• Prompt:
Below is a block of records; repeat all of them exactly.

• Listing:
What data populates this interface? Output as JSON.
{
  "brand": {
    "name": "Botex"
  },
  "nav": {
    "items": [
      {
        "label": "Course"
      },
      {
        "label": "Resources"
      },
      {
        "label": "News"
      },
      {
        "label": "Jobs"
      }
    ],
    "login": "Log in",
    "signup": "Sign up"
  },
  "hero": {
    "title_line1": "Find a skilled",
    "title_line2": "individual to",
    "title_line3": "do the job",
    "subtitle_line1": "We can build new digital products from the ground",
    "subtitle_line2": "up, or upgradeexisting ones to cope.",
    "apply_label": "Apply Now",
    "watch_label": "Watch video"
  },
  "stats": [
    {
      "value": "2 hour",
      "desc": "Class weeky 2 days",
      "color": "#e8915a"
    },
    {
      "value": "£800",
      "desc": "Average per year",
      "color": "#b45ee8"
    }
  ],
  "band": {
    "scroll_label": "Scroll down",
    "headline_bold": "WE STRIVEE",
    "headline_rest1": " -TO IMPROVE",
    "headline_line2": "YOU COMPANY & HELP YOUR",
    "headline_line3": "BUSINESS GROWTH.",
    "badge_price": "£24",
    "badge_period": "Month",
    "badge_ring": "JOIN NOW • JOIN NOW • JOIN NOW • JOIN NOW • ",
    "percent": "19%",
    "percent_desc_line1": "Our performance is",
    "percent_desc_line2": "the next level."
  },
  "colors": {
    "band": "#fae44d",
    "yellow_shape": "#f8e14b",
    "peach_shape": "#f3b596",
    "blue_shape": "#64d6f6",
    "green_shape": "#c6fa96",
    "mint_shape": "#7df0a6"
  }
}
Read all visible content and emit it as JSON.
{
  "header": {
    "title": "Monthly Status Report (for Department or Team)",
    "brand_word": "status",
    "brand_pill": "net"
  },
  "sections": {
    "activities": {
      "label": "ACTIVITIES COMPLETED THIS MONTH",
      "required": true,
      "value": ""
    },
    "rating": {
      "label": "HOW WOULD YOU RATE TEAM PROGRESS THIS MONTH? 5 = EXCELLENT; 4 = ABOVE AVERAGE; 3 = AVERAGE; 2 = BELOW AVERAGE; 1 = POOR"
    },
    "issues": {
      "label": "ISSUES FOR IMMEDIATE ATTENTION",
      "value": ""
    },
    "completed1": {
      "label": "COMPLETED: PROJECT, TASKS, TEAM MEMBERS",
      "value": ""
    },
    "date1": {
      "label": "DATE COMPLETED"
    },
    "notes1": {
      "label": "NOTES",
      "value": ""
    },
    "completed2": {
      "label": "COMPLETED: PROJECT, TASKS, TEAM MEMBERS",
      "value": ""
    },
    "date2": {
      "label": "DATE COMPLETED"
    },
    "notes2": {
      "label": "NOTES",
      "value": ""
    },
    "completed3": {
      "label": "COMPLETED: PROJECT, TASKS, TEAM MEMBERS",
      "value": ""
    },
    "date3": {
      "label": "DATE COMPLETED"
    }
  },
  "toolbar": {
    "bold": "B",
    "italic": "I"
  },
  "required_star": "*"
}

• Written solution:
What data populates this interface? Output as JSON.
{
  "brand": {
    "name": "Botex"
  },
  "nav": {
    "items": [
      {
        "label": "Course"
      },
      {
        "label": "Resources"
      },
      {
        "label": "News"
      },
      {
        "label": "Jobs"
      }
    ],
    "login": "Log in",
    "signup": "Sign up"
  },
  "hero": {
    "title_line1": "Find a skilled",
    "title_line2": "individual to",
    "title_line3": "do the job",
    "subtitle_line1": "We can build new digital products from the ground",
    "subtitle_line2": "up, or upgradeexisting ones to cope.",
    "apply_label": "Apply Now",
    "watch_label": "Watch video"
  },
  "stats": [
    {
      "value": "2 hour",
      "desc": "Class weeky 2 days",
      "color": "#e8915a"
    },
    {
      "value": "£800",
      "desc": "Average per year",
      "color": "#b45ee8"
    }
  ],
  "band": {
    "scroll_label": "Scroll down",
    "headline_bold": "WE STRIVEE",
    "headline_rest1": " -TO IMPROVE",
    "headline_line2": "YOU COMPANY & HELP YOUR",
    "headline_line3": "BUSINESS GROWTH.",
    "badge_price": "£24",
    "badge_period": "Month",
    "badge_ring": "JOIN NOW • JOIN NOW • JOIN NOW • JOIN NOW • ",
    "percent": "19%",
    "percent_desc_line1": "Our performance is",
    "percent_desc_line2": "the next level."
  },
  "colors": {
    "band": "#fae44d",
    "yellow_shape": "#f8e14b",
    "peach_shape": "#f3b596",
    "blue_shape": "#64d6f6",
    "green_shape": "#c6fa96",
    "mint_shape": "#7df0a6"
  }
}
Read all visible content and emit it as JSON.
{
  "header": {
    "title": "Monthly Status Report (for Department or Team)",
    "brand_word": "status",
    "brand_pill": "net"
  },
  "sections": {
    "activities": {
      "label": "ACTIVITIES COMPLETED THIS MONTH",
      "required": true,
      "value": ""
    },
    "rating": {
      "label": "HOW WOULD YOU RATE TEAM PROGRESS THIS MONTH? 5 = EXCELLENT; 4 = ABOVE AVERAGE; 3 = AVERAGE; 2 = BELOW AVERAGE; 1 = POOR"
    },
    "issues": {
      "label": "ISSUES FOR IMMEDIATE ATTENTION",
      "value": ""
    },
    "completed1": {
      "label": "COMPLETED: PROJECT, TASKS, TEAM MEMBERS",
      "value": ""
    },
    "date1": {
      "label": "DATE COMPLETED"
    },
    "notes1": {
      "label": "NOTES",
      "value": ""
    },
    "completed2": {
      "label": "COMPLETED: PROJECT, TASKS, TEAM MEMBERS",
      "value": ""
    },
    "date2": {
      "label": "DATE COMPLETED"
    },
    "notes2": {
      "label": "NOTES",
      "value": ""
    },
    "completed3": {
      "label": "COMPLETED: PROJECT, TASKS, TEAM MEMBERS",
      "value": ""
    },
    "date3": {
      "label": "DATE COMPLETED"
    }
  },
  "toolbar": {
    "bold": "B",
    "italic": "I"
  },
  "required_star": "*"
}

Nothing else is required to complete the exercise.